◆ **The request**: Turn the records, from their first line through the line containing "contour-blob-level-0 [500, 481, 526, 514]", into a Markdown table with a Row column for the row number and an Entry column for the line, leaving out any blank lines.

───── Exercise materials

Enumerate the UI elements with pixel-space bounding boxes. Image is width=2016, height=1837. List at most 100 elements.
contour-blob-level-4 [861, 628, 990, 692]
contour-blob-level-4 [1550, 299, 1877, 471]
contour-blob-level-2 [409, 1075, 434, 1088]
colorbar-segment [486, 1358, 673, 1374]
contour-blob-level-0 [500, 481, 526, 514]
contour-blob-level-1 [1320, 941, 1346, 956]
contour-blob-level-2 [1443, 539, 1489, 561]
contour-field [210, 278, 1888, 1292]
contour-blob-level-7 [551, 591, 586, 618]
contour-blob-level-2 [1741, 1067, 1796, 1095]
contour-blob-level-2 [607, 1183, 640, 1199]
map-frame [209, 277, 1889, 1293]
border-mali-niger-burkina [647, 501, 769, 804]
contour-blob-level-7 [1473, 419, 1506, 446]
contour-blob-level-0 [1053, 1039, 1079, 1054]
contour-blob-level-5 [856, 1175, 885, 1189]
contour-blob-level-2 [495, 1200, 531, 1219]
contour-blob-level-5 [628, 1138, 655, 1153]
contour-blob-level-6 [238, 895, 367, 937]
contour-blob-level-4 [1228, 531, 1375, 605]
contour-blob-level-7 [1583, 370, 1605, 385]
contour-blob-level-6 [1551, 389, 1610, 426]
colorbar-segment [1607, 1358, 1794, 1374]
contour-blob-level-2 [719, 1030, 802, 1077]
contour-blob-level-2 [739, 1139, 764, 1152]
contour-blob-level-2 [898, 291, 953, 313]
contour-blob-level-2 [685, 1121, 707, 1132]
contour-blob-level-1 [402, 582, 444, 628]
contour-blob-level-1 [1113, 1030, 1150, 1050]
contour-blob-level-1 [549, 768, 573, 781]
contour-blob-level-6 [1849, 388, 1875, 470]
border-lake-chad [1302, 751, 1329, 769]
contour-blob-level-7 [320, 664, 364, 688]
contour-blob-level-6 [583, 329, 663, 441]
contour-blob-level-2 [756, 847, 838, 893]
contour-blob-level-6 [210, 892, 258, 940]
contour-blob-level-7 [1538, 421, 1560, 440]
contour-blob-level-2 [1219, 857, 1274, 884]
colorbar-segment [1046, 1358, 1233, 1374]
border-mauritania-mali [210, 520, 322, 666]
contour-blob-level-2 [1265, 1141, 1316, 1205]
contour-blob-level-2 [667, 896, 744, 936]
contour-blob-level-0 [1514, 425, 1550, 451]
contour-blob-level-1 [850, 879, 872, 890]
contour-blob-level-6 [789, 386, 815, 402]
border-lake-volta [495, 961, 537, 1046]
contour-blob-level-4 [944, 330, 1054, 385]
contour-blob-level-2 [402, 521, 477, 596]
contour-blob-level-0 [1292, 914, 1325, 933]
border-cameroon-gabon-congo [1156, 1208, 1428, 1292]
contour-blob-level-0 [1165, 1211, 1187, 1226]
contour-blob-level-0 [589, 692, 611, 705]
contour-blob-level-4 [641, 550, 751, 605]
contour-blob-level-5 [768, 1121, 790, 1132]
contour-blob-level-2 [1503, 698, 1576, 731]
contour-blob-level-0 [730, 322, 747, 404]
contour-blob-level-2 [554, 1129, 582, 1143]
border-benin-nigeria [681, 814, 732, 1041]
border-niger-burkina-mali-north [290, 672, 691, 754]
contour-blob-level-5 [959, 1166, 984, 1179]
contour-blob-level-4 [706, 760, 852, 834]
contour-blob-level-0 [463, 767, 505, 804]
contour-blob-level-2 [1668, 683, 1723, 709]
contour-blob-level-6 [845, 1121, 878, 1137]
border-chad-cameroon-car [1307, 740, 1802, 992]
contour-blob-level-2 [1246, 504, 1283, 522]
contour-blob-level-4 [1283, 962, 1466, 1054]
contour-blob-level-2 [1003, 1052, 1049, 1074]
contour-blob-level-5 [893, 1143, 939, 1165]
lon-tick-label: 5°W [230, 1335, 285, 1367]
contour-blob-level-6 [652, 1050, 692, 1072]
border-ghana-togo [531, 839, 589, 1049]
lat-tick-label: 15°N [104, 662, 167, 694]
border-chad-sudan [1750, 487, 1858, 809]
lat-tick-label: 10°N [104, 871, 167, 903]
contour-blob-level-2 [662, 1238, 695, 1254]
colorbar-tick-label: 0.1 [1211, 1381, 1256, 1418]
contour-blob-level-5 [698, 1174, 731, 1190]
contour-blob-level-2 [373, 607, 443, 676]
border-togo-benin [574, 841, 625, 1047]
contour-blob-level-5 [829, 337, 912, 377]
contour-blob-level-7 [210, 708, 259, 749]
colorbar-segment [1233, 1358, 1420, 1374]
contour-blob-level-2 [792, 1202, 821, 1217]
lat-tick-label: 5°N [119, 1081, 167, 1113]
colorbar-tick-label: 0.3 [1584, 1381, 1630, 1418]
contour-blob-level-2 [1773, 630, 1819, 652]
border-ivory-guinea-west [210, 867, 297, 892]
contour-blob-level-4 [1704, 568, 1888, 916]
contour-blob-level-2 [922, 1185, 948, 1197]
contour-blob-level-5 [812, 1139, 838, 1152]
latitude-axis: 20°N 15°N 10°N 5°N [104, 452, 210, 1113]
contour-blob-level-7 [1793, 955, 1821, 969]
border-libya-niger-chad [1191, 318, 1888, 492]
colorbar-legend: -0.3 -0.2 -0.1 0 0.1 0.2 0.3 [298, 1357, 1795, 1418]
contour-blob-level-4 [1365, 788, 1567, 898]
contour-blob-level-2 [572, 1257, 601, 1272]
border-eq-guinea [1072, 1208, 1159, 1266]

──────────

◆ **Answer for this exercise**:
| Row | Entry |
|---|---|
| 1 | Enumerate the UI elements with pixel-space bounding boxes. Image is width=2016, height=1837. List at most 100 elements. |
| 2 | contour-blob-level-4 [861, 628, 990, 692] |
| 3 | contour-blob-level-4 [1550, 299, 1877, 471] |
| 4 | contour-blob-level-2 [409, 1075, 434, 1088] |
| 5 | colorbar-segment [486, 1358, 673, 1374] |
| 6 | contour-blob-level-0 [500, 481, 526, 514] |